## DIRECTIVE:
Say how many lines include the word "Settlement", using only a number.

## TASK MATERIAL:
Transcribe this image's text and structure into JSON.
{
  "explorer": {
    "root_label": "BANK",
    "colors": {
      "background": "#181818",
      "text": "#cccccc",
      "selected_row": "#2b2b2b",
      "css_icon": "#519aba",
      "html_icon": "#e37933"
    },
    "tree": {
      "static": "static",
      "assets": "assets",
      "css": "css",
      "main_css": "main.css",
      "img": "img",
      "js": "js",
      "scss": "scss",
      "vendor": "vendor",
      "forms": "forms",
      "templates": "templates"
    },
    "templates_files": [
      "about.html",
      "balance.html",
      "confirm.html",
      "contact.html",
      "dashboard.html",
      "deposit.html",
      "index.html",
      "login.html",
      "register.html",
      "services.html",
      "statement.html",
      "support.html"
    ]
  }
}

* * *

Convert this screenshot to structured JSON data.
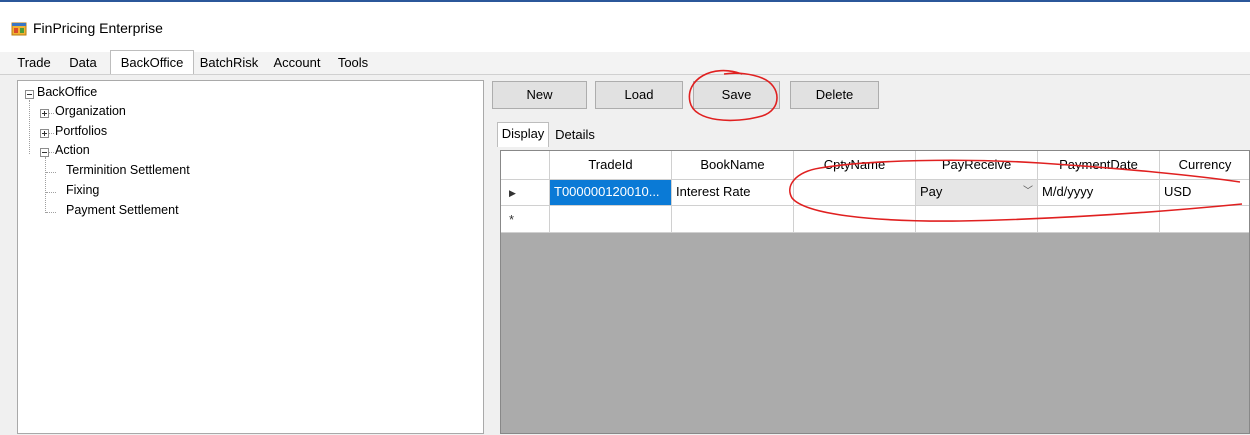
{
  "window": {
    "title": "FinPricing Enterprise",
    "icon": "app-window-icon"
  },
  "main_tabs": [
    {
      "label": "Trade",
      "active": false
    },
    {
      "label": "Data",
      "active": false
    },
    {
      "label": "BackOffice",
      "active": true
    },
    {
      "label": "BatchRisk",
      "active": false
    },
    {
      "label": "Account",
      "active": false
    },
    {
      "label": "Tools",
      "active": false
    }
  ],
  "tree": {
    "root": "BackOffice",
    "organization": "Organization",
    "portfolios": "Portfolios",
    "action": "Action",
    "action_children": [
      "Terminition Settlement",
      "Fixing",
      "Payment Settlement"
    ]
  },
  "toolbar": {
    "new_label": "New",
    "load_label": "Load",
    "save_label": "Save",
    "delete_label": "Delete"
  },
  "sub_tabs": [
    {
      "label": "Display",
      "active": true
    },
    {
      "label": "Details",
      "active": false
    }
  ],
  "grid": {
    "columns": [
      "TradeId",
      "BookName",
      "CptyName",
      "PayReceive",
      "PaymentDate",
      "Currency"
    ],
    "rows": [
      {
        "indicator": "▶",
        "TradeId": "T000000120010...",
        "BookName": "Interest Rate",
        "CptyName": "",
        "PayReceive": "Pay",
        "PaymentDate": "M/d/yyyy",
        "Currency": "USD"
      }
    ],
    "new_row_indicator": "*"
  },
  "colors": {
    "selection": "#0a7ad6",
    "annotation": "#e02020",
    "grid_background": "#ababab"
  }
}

--

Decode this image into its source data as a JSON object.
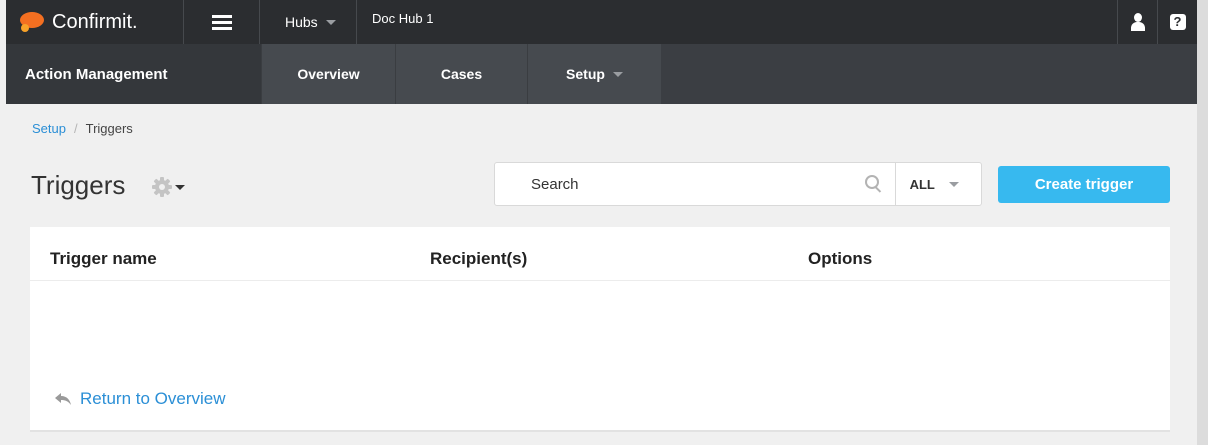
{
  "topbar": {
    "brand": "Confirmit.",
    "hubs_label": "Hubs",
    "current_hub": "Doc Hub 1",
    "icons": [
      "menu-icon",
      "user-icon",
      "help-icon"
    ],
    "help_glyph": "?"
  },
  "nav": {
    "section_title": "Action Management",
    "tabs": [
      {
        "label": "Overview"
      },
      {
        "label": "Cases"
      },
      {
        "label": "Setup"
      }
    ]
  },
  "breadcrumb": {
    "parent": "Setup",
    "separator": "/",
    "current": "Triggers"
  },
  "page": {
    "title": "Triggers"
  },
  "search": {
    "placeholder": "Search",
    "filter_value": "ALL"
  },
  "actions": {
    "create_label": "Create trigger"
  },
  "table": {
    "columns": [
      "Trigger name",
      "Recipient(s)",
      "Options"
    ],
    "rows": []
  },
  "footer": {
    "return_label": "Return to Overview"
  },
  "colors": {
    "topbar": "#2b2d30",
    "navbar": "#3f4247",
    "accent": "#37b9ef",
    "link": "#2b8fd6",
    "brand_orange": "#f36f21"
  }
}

## EXPECTED ANSWER:
2